■ DIRECTIONS FOR THIS TASK
Lines containing the word "Enumerate" are the ones to copy from the records below.

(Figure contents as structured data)

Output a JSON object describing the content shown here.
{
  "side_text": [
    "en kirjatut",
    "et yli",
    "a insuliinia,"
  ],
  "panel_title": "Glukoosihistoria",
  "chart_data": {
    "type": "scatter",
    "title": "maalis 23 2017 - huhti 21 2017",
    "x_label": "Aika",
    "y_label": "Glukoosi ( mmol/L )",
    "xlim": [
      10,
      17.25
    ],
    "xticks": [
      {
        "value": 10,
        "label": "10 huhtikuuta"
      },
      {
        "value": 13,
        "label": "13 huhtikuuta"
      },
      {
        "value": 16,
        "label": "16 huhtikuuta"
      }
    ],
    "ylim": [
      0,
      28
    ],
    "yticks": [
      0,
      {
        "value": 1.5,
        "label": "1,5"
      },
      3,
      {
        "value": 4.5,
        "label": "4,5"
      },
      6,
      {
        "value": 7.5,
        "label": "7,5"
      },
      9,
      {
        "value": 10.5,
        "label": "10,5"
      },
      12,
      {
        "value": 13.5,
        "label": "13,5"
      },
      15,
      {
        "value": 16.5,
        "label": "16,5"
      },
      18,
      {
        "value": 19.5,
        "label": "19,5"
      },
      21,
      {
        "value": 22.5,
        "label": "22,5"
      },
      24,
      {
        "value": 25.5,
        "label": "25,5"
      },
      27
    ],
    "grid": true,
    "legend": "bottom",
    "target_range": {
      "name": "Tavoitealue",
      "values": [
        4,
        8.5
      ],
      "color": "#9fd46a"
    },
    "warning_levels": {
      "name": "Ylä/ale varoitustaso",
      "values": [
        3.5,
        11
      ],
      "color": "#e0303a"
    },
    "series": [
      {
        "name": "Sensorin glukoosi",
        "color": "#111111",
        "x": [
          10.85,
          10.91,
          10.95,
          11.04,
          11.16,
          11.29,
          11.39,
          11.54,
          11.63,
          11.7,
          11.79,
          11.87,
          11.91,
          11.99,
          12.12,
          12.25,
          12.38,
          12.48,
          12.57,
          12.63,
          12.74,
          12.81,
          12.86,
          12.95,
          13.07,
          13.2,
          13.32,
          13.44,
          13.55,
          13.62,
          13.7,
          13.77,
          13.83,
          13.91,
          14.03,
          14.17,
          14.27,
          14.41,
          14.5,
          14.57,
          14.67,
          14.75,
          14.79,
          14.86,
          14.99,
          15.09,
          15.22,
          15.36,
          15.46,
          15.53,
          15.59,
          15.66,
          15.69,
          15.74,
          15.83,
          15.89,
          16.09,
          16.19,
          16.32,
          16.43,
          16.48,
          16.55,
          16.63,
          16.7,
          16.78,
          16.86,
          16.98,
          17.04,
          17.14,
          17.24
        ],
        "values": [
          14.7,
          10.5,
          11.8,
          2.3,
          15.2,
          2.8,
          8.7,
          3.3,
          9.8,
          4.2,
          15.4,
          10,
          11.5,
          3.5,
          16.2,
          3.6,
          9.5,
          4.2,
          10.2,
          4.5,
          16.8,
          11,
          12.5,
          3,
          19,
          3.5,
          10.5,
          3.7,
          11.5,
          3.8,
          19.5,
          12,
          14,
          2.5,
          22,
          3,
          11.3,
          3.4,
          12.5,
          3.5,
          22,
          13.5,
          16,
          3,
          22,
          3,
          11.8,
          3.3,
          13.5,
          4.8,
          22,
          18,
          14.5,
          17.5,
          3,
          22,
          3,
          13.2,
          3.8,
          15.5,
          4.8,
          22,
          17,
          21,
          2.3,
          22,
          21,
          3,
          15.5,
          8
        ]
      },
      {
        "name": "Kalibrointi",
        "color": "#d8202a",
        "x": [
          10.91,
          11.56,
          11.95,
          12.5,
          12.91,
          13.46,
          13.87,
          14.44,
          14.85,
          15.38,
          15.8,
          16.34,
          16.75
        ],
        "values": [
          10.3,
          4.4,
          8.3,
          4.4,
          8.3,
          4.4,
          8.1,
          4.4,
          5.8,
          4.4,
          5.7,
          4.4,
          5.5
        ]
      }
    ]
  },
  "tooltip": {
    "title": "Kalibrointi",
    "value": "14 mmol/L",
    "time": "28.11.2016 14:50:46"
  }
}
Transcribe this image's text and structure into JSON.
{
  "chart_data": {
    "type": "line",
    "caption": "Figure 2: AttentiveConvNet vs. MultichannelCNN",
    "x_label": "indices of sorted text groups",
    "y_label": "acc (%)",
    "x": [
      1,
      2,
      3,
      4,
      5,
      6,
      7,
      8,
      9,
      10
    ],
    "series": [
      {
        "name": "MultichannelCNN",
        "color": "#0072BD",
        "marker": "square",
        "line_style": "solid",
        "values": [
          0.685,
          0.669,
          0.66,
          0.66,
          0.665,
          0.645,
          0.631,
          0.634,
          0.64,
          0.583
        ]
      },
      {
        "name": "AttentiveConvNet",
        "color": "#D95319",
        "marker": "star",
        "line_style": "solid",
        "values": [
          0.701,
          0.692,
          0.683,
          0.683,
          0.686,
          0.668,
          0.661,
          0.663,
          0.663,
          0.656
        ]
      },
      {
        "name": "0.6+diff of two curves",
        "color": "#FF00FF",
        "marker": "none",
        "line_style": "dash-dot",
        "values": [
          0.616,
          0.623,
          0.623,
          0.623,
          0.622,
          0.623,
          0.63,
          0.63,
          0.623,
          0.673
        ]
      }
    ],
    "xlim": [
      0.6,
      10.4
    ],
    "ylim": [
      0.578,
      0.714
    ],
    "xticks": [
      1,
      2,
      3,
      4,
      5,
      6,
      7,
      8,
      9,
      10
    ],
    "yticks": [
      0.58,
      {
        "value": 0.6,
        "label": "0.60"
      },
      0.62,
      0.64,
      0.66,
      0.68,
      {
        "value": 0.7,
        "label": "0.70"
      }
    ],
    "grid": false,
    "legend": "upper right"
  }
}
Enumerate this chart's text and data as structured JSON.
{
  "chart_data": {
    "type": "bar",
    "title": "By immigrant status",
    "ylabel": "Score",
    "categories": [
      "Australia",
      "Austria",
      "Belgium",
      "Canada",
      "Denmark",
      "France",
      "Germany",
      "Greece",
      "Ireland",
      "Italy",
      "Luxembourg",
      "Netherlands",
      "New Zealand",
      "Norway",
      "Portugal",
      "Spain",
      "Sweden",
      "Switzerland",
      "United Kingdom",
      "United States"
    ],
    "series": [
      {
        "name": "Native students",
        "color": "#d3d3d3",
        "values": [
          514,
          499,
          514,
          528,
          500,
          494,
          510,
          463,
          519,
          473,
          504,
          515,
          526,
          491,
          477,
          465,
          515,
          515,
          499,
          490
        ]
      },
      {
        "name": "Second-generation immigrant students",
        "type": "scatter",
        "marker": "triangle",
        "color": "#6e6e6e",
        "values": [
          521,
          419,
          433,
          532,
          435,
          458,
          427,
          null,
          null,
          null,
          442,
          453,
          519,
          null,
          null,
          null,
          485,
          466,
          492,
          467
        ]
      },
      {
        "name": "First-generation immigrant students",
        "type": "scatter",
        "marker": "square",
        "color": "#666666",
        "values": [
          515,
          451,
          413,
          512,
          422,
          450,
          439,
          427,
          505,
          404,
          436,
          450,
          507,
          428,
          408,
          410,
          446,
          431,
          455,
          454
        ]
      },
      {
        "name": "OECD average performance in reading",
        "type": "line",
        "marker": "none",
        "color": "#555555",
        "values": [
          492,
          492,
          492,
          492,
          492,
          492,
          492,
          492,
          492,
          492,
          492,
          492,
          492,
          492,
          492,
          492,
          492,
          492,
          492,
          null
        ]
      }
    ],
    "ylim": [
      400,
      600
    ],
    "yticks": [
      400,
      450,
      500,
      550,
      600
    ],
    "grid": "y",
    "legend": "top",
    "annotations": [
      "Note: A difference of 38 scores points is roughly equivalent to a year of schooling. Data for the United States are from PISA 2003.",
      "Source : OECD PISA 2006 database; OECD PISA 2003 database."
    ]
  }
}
...
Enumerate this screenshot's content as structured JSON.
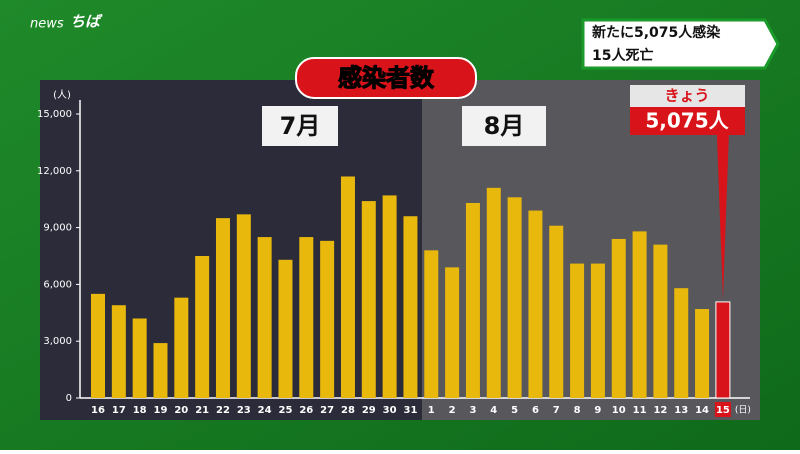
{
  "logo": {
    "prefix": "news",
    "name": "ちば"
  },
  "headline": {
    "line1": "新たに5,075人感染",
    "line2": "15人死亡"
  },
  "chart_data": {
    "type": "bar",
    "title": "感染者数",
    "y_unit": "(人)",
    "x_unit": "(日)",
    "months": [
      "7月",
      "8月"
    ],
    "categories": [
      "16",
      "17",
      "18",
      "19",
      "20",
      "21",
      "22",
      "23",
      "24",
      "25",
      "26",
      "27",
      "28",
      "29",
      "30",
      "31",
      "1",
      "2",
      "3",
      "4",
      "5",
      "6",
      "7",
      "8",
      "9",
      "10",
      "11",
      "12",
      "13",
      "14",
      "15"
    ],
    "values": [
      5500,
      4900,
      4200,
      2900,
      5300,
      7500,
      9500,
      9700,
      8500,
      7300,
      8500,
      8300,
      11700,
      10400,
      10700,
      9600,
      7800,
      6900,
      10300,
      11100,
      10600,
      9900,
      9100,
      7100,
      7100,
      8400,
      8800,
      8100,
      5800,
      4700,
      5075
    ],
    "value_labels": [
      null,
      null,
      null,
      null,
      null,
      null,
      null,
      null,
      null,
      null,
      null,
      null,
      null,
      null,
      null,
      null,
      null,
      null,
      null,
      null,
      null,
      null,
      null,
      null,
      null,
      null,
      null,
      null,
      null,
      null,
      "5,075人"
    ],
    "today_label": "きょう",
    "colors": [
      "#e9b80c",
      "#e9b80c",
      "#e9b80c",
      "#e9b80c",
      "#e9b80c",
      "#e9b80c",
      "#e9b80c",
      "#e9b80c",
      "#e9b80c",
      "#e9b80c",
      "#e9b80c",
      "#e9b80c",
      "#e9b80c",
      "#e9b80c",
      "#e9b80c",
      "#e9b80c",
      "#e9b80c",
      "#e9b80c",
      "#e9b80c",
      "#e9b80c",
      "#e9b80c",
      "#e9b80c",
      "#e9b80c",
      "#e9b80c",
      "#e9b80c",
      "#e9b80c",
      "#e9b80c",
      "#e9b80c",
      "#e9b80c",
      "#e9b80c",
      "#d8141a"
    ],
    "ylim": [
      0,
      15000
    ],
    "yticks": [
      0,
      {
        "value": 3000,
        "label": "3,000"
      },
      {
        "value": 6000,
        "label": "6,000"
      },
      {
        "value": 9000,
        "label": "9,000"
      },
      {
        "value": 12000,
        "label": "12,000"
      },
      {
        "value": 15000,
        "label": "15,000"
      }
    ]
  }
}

■ REPLY
Enumerate this chart's text and data as structured JSON.
Enumerate this screenshot's content as structured JSON.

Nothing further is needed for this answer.